Source data
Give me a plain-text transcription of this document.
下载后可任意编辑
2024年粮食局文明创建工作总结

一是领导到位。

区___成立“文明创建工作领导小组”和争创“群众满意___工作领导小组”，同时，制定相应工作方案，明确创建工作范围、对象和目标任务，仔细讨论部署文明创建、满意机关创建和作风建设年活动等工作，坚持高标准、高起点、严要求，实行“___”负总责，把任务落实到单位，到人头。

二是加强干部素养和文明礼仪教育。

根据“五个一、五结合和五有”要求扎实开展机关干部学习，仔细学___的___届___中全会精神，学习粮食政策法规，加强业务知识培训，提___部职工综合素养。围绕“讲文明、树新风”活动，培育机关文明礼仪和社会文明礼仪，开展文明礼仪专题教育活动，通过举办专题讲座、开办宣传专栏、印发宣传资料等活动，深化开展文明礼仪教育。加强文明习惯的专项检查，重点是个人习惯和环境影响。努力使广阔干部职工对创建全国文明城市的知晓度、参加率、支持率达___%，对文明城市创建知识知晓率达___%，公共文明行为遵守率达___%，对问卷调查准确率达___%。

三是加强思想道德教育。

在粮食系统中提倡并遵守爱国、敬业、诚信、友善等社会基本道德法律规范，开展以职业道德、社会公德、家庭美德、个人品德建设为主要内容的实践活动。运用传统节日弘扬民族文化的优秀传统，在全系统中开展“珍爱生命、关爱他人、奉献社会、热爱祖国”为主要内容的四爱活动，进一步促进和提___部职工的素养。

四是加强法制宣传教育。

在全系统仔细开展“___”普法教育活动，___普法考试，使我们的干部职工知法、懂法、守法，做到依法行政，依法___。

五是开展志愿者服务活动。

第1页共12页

Work to be completed
Output the listing above word for word.

Final answer
Give me a plain-text transcription of this document.
下载后可任意编辑
2024年粮食局文明创建工作总结

一是领导到位。

区___成立“文明创建工作领导小组”和争创“群众满意___工作领导小组”，同时，制定相应工作方案，明确创建工作范围、对象和目标任务，仔细讨论部署文明创建、满意机关创建和作风建设年活动等工作，坚持高标准、高起点、严要求，实行“___”负总责，把任务落实到单位，到人头。

二是加强干部素养和文明礼仪教育。

根据“五个一、五结合和五有”要求扎实开展机关干部学习，仔细学___的___届___中全会精神，学习粮食政策法规，加强业务知识培训，提___部职工综合素养。围绕“讲文明、树新风”活动，培育机关文明礼仪和社会文明礼仪，开展文明礼仪专题教育活动，通过举办专题讲座、开办宣传专栏、印发宣传资料等活动，深化开展文明礼仪教育。加强文明习惯的专项检查，重点是个人习惯和环境影响。努力使广阔干部职工对创建全国文明城市的知晓度、参加率、支持率达___%，对文明城市创建知识知晓率达___%，公共文明行为遵守率达___%，对问卷调查准确率达___%。

三是加强思想道德教育。

在粮食系统中提倡并遵守爱国、敬业、诚信、友善等社会基本道德法律规范，开展以职业道德、社会公德、家庭美德、个人品德建设为主要内容的实践活动。运用传统节日弘扬民族文化的优秀传统，在全系统中开展“珍爱生命、关爱他人、奉献社会、热爱祖国”为主要内容的四爱活动，进一步促进和提___部职工的素养。

四是加强法制宣传教育。

在全系统仔细开展“___”普法教育活动，___普法考试，使我们的干部职工知法、懂法、守法，做到依法行政，依法___。

五是开展志愿者服务活动。

第1页共12页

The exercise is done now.